*** RECORDS PROVIDED ***

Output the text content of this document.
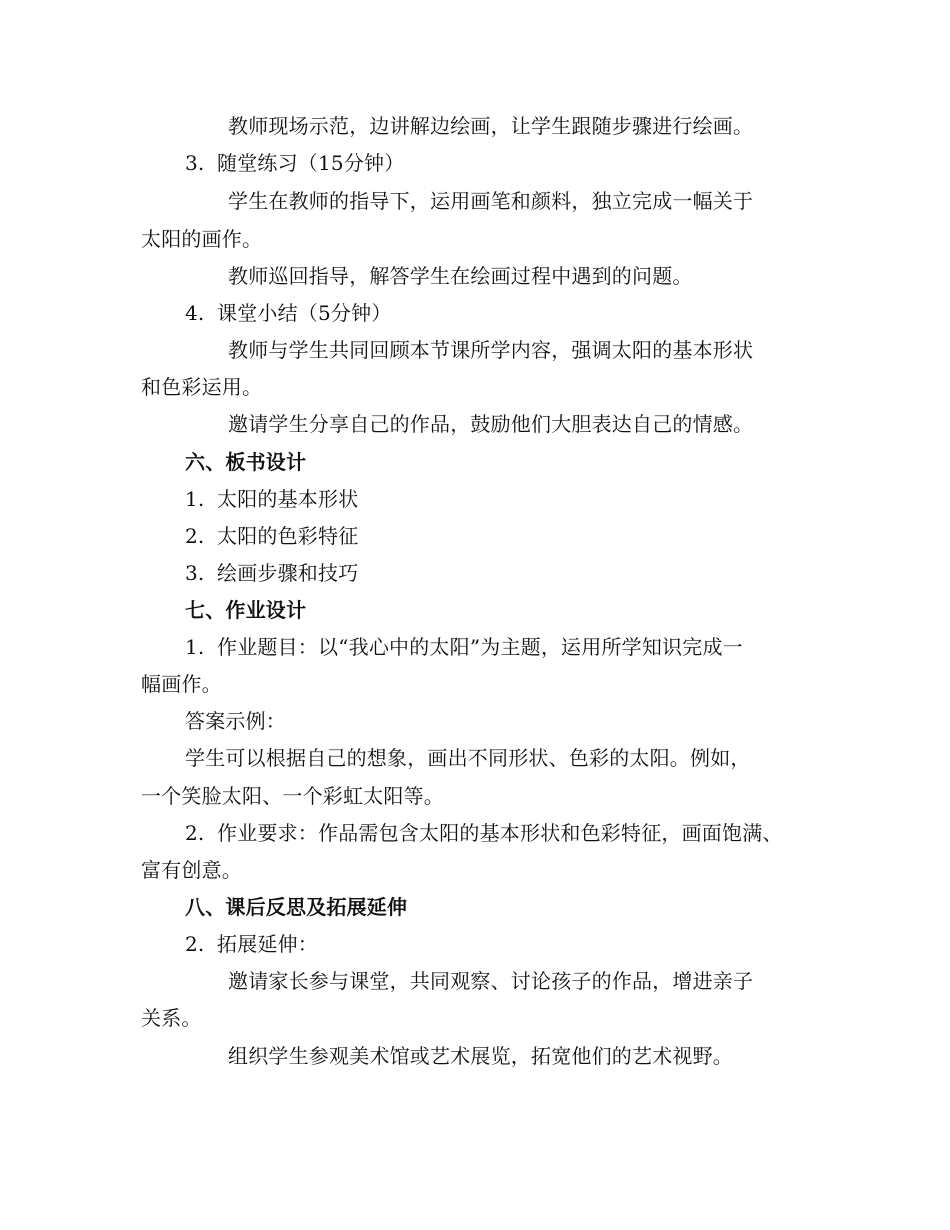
教师现场示范，边讲解边绘画，让学生跟随步骤进行绘画。
3. 随堂练习（15分钟）
学生在教师的指导下，运用画笔和颜料，独立完成一幅关于
太阳的画作。
教师巡回指导，解答学生在绘画过程中遇到的问题。
4. 课堂小结（5分钟）
教师与学生共同回顾本节课所学内容，强调太阳的基本形状
和色彩运用。
邀请学生分享自己的作品，鼓励他们大胆表达自己的情感。
六、板书设计
1. 太阳的基本形状
2. 太阳的色彩特征
3. 绘画步骤和技巧
七、作业设计
1. 作业题目：以“我心中的太阳”为主题，运用所学知识完成一
幅画作。
答案示例：
学生可以根据自己的想象，画出不同形状、色彩的太阳。例如，
一个笑脸太阳、一个彩虹太阳等。
2. 作业要求：作品需包含太阳的基本形状和色彩特征，画面饱满、
富有创意。
八、课后反思及拓展延伸
2. 拓展延伸：
邀请家长参与课堂，共同观察、讨论孩子的作品，增进亲子
关系。
组织学生参观美术馆或艺术展览，拓宽他们的艺术视野。
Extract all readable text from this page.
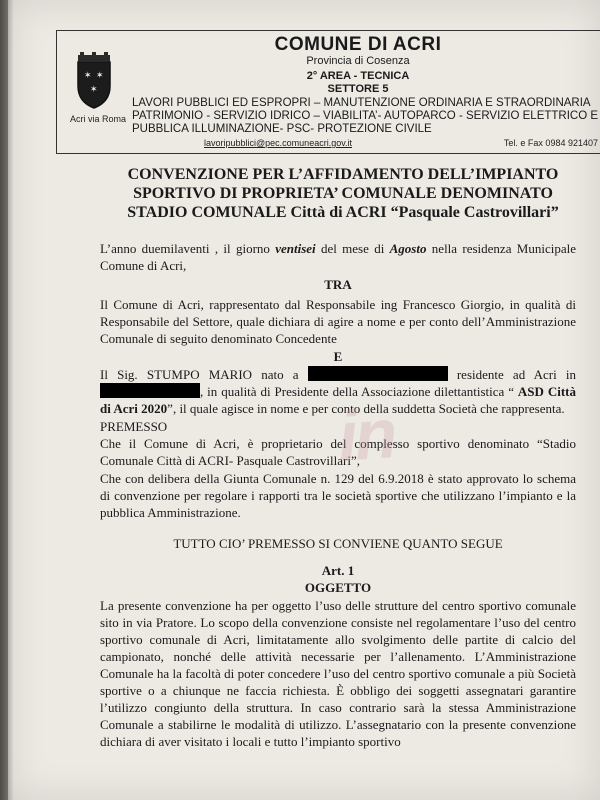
✶ ✶
✶
Acri via Roma
COMUNE DI ACRI
Provincia di Cosenza
2° AREA - TECNICA
SETTORE 5
LAVORI PUBBLICI ED ESPROPRI – MANUTENZIONE ORDINARIA E STRAORDINARIA PATRIMONIO - SERVIZIO IDRICO – VIABILITA’- AUTOPARCO - SERVIZIO ELETTRICO E PUBBLICA ILLUMINAZIONE- PSC- PROTEZIONE CIVILE
lavoripubblici@pec.comuneacri.gov.it	Tel. e Fax 0984 921407
CONVENZIONE PER L’AFFIDAMENTO DELL’IMPIANTO SPORTIVO DI PROPRIETA’ COMUNALE DENOMINATO STADIO COMUNALE Città di ACRI “Pasquale Castrovillari”
L’anno duemilaventi , il giorno ventisei del mese di Agosto nella residenza Municipale Comune di Acri,
TRA
Il Comune di Acri, rappresentato dal Responsabile ing Francesco Giorgio, in qualità di Responsabile del Settore, quale dichiara di agire a nome e per conto dell’Amministrazione Comunale di seguito denominato Concedente
E
Il Sig. STUMPO MARIO nato a	residente ad Acri in , in qualità di Presidente della Associazione dilettantistica “ ASD Città di Acri 2020”, il quale agisce in nome e per conto della suddetta Società che rappresenta.
PREMESSO
Che il Comune di Acri, è proprietario del complesso sportivo denominato “Stadio Comunale Città di ACRI- Pasquale Castrovillari”,
Che con delibera della Giunta Comunale n. 129 del 6.9.2018 è stato approvato lo schema di convenzione per regolare i rapporti tra le società sportive che utilizzano l’impianto e la pubblica Amministrazione.
TUTTO CIO’ PREMESSO SI CONVIENE QUANTO SEGUE
Art. 1
OGGETTO
La presente convenzione ha per oggetto l’uso delle strutture del centro sportivo comunale sito in via Pratore. Lo scopo della convenzione consiste nel regolamentare l’uso del centro sportivo comunale di Acri, limitatamente allo svolgimento delle partite di calcio del campionato, nonché delle attività necessarie per l’allenamento. L’Amministrazione Comunale ha la facoltà di poter concedere l’uso del centro sportivo comunale a più Società sportive o a chiunque ne faccia richiesta. È obbligo dei soggetti assegnatari garantire l’utilizzo congiunto della struttura. In caso contrario sarà la stessa Amministrazione Comunale a stabilirne le modalità di utilizzo. L’assegnatario con la presente convenzione dichiara di aver visitato i locali e tutto l’impianto sportivo
in
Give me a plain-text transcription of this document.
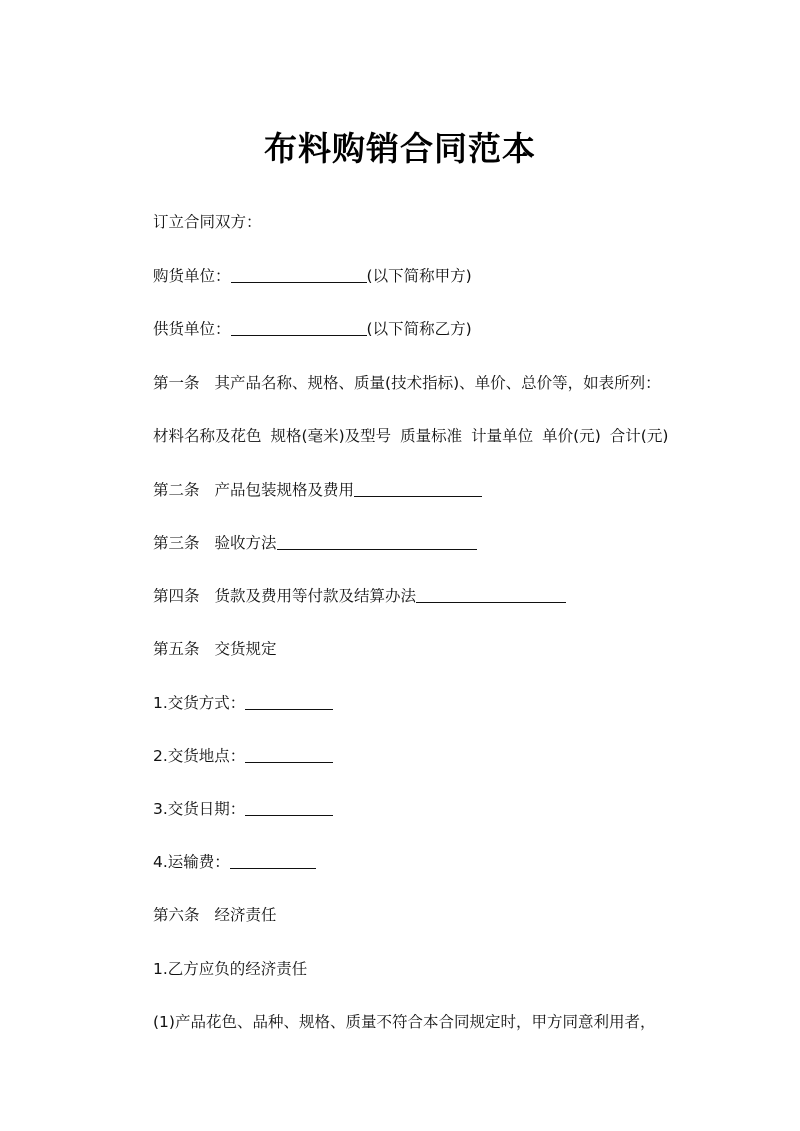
布料购销合同范本
订立合同双方：
购货单位：	(以下简称甲方)
供货单位：	(以下简称乙方)
第一条 其产品名称、规格、质量(技术指标)、单价、总价等，如表所列：
材料名称及花色 规格(毫米)及型号 质量标准 计量单位 单价(元) 合计(元)
第二条 产品包装规格及费用
第三条 验收方法
第四条 货款及费用等付款及结算办法
第五条 交货规定
1.交货方式：
2.交货地点：
3.交货日期：
4.运输费：
第六条 经济责任
1.乙方应负的经济责任
(1)产品花色、品种、规格、质量不符合本合同规定时，甲方同意利用者，
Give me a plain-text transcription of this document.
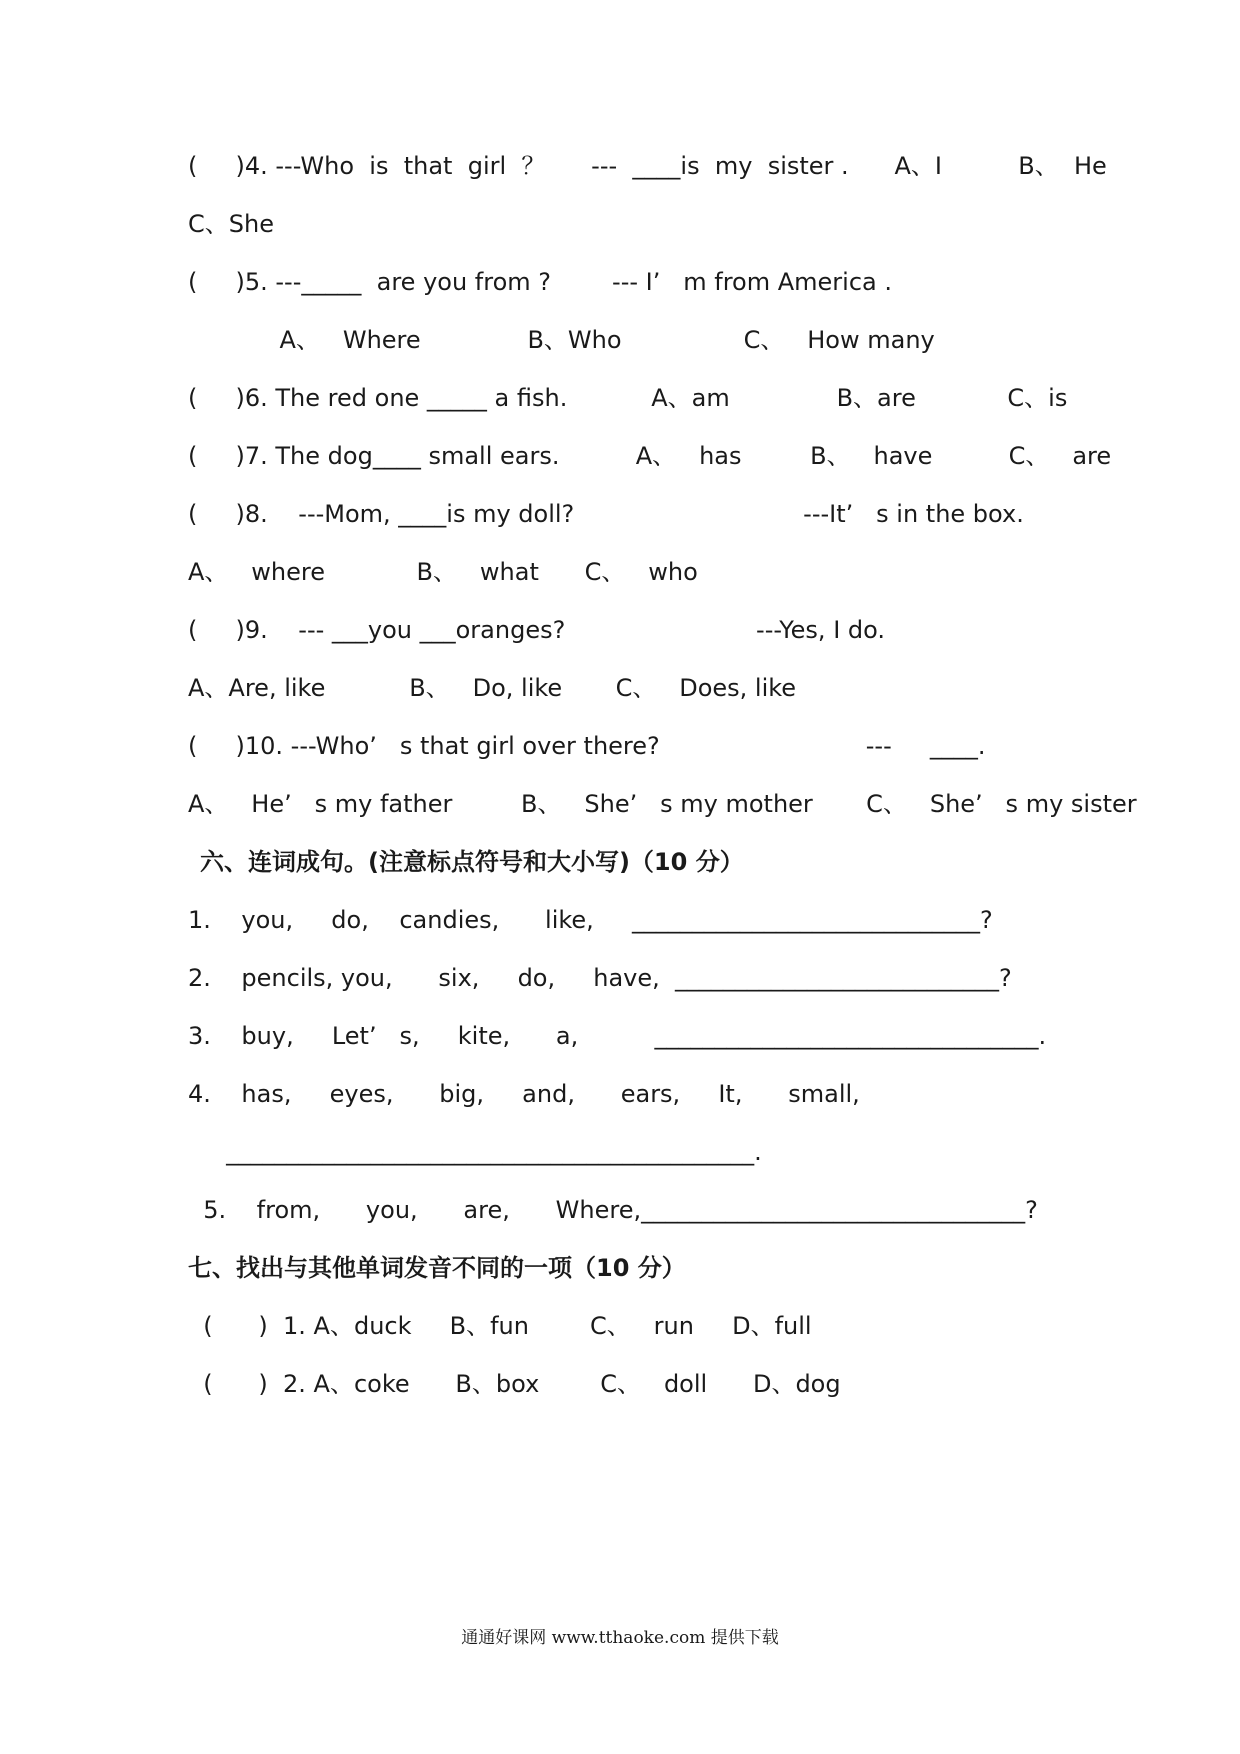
(     )4. ---Who  is  that  girl  ？      ---  ____is  my  sister .      A、I          B、  He
C、She
(     )5. ---_____  are you from ?        --- I’   m from America .
A、   Where              B、Who                C、   How many
(     )6. The red one _____ a fish.           A、am              B、are            C、is
(     )7. The dog____ small ears.          A、   has         B、   have          C、   are
(     )8.    ---Mom, ____is my doll?                              ---It’   s in the box.
A、   where            B、   what      C、   who
(     )9.    --- ___you ___oranges?                         ---Yes, I do.
A、Are, like           B、   Do, like       C、   Does, like
(     )10. ---Who’   s that girl over there?                           ---     ____.
A、   He’   s my father         B、   She’   s my mother       C、   She’   s my sister
六、连词成句。(注意标点符号和大小写)（10 分）
1.    you,     do,    candies,      like,     _____________________________?
2.    pencils, you,      six,     do,     have,  ___________________________?
3.    buy,     Let’   s,     kite,      a,          ________________________________.
4.    has,     eyes,      big,     and,      ears,     It,      small,
____________________________________________.
5.    from,      you,      are,      Where,________________________________?
七、找出与其他单词发音不同的一项（10 分）
(      )  1. A、duck     B、fun        C、   run     D、full
(      )  2. A、coke      B、box        C、   doll      D、dog
通通好课网 www.tthaoke.com 提供下载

***

All of the records above must be copied exactly, except for the pictures.

**COMPLETE RESPONSE**
Output the text content of this document.
教师现场示范，边讲解边绘画，让学生跟随步骤进行绘画。
3. 随堂练习（15分钟）
学生在教师的指导下，运用画笔和颜料，独立完成一幅关于
太阳的画作。
教师巡回指导，解答学生在绘画过程中遇到的问题。
4. 课堂小结（5分钟）
教师与学生共同回顾本节课所学内容，强调太阳的基本形状
和色彩运用。
邀请学生分享自己的作品，鼓励他们大胆表达自己的情感。
六、板书设计
1. 太阳的基本形状
2. 太阳的色彩特征
3. 绘画步骤和技巧
七、作业设计
1. 作业题目：以“我心中的太阳”为主题，运用所学知识完成一
幅画作。
答案示例：
学生可以根据自己的想象，画出不同形状、色彩的太阳。例如，
一个笑脸太阳、一个彩虹太阳等。
2. 作业要求：作品需包含太阳的基本形状和色彩特征，画面饱满、
富有创意。
八、课后反思及拓展延伸
2. 拓展延伸：
邀请家长参与课堂，共同观察、讨论孩子的作品，增进亲子
关系。
组织学生参观美术馆或艺术展览，拓宽他们的艺术视野。
Extract all readable text from this page.
✶ ✶
✶
Acri via Roma
COMUNE DI ACRI
Provincia di Cosenza
2° AREA - TECNICA
SETTORE 5
LAVORI PUBBLICI ED ESPROPRI – MANUTENZIONE ORDINARIA E STRAORDINARIA PATRIMONIO - SERVIZIO IDRICO – VIABILITA’- AUTOPARCO - SERVIZIO ELETTRICO E PUBBLICA ILLUMINAZIONE- PSC- PROTEZIONE CIVILE
lavoripubblici@pec.comuneacri.gov.it	Tel. e Fax 0984 921407
CONVENZIONE PER L’AFFIDAMENTO DELL’IMPIANTO SPORTIVO DI PROPRIETA’ COMUNALE DENOMINATO STADIO COMUNALE Città di ACRI “Pasquale Castrovillari”
L’anno duemilaventi , il giorno ventisei del mese di Agosto nella residenza Municipale Comune di Acri,
TRA
Il Comune di Acri, rappresentato dal Responsabile ing Francesco Giorgio, in qualità di Responsabile del Settore, quale dichiara di agire a nome e per conto dell’Amministrazione Comunale di seguito denominato Concedente
E
Il Sig. STUMPO MARIO nato a	residente ad Acri in , in qualità di Presidente della Associazione dilettantistica “ ASD Città di Acri 2020”, il quale agisce in nome e per conto della suddetta Società che rappresenta.
PREMESSO
Che il Comune di Acri, è proprietario del complesso sportivo denominato “Stadio Comunale Città di ACRI- Pasquale Castrovillari”,
Che con delibera della Giunta Comunale n. 129 del 6.9.2018 è stato approvato lo schema di convenzione per regolare i rapporti tra le società sportive che utilizzano l’impianto e la pubblica Amministrazione.
TUTTO CIO’ PREMESSO SI CONVIENE QUANTO SEGUE
Art. 1
OGGETTO
La presente convenzione ha per oggetto l’uso delle strutture del centro sportivo comunale sito in via Pratore. Lo scopo della convenzione consiste nel regolamentare l’uso del centro sportivo comunale di Acri, limitatamente allo svolgimento delle partite di calcio del campionato, nonché delle attività necessarie per l’allenamento. L’Amministrazione Comunale ha la facoltà di poter concedere l’uso del centro sportivo comunale a più Società sportive o a chiunque ne faccia richiesta. È obbligo dei soggetti assegnatari garantire l’utilizzo congiunto della struttura. In caso contrario sarà la stessa Amministrazione Comunale a stabilirne le modalità di utilizzo. L’assegnatario con la presente convenzione dichiara di aver visitato i locali e tutto l’impianto sportivo
in
Give me a plain-text transcription of this document.
布料购销合同范本
订立合同双方：
购货单位：	(以下简称甲方)
供货单位：	(以下简称乙方)
第一条 其产品名称、规格、质量(技术指标)、单价、总价等，如表所列：
材料名称及花色 规格(毫米)及型号 质量标准 计量单位 单价(元) 合计(元)
第二条 产品包装规格及费用
第三条 验收方法
第四条 货款及费用等付款及结算办法
第五条 交货规定
1.交货方式：
2.交货地点：
3.交货日期：
4.运输费：
第六条 经济责任
1.乙方应负的经济责任
(1)产品花色、品种、规格、质量不符合本合同规定时，甲方同意利用者，
Give me a plain-text transcription of this document.
(     )4. ---Who  is  that  girl  ？      ---  ____is  my  sister .      A、I          B、  He
C、She
(     )5. ---_____  are you from ?        --- I’   m from America .
A、   Where              B、Who                C、   How many
(     )6. The red one _____ a fish.           A、am              B、are            C、is
(     )7. The dog____ small ears.          A、   has         B、   have          C、   are
(     )8.    ---Mom, ____is my doll?                              ---It’   s in the box.
A、   where            B、   what      C、   who
(     )9.    --- ___you ___oranges?                         ---Yes, I do.
A、Are, like           B、   Do, like       C、   Does, like
(     )10. ---Who’   s that girl over there?                           ---     ____.
A、   He’   s my father         B、   She’   s my mother       C、   She’   s my sister
六、连词成句。(注意标点符号和大小写)（10 分）
1.    you,     do,    candies,      like,     _____________________________?
2.    pencils, you,      six,     do,     have,  ___________________________?
3.    buy,     Let’   s,     kite,      a,          ________________________________.
4.    has,     eyes,      big,     and,      ears,     It,      small,
____________________________________________.
5.    from,      you,      are,      Where,________________________________?
七、找出与其他单词发音不同的一项（10 分）
(      )  1. A、duck     B、fun        C、   run     D、full
(      )  2. A、coke      B、box        C、   doll      D、dog
通通好课网 www.tthaoke.com 提供下载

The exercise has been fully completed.